## Goal
Pull out every line from the listing that has the word "HOTEL".

━━━━━━━━━━━━━━━━━━━━

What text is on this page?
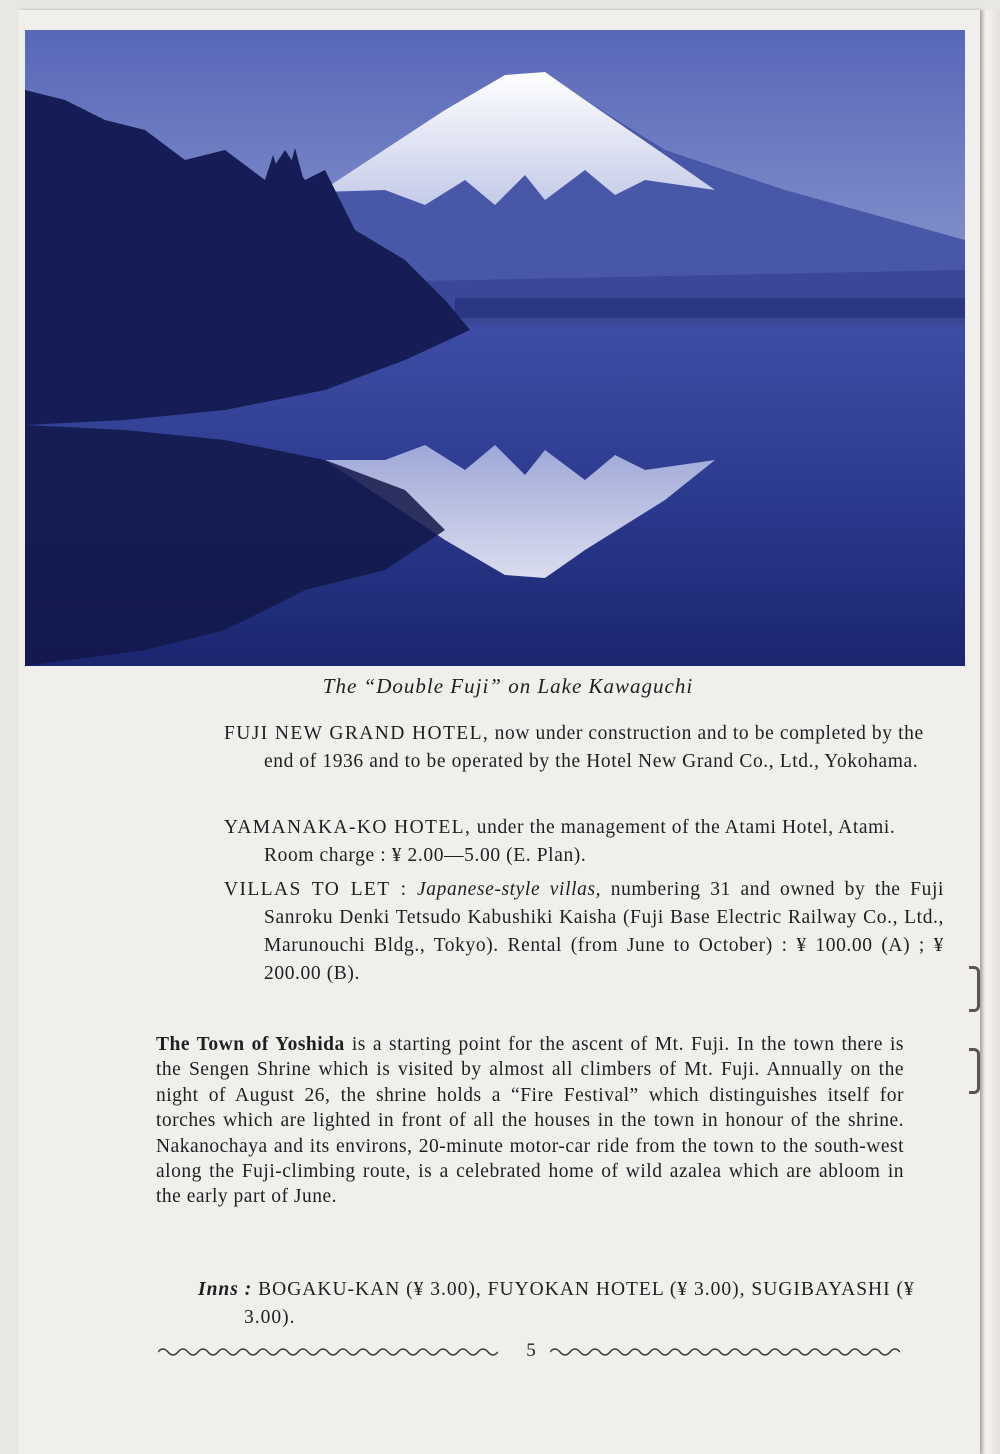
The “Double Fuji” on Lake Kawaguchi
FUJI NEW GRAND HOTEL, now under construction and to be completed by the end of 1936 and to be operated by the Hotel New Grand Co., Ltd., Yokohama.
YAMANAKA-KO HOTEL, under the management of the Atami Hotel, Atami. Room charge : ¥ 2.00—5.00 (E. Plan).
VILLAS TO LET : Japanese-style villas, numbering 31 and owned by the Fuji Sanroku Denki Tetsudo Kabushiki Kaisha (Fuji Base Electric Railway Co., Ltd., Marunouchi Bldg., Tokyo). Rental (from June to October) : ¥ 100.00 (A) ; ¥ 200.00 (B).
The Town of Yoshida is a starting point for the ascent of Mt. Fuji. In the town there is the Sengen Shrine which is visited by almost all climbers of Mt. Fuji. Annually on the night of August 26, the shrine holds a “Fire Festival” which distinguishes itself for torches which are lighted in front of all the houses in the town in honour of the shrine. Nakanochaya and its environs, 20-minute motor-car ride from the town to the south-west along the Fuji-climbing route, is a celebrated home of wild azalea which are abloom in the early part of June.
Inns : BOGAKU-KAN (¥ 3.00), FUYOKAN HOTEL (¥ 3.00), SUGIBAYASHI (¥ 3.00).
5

━━━━━━━━━━━━━━━━━━━━

## Task result
FUJI NEW GRAND HOTEL, now under construction and to be completed by the end of 1936 and to be operated by the Hotel New Grand Co., Ltd., Yokohama.
YAMANAKA-KO HOTEL, under the management of the Atami Hotel, Atami. Room charge : ¥ 2.00—5.00 (E. Plan).
Inns : BOGAKU-KAN (¥ 3.00), FUYOKAN HOTEL (¥ 3.00), SUGIBAYASHI (¥ 3.00).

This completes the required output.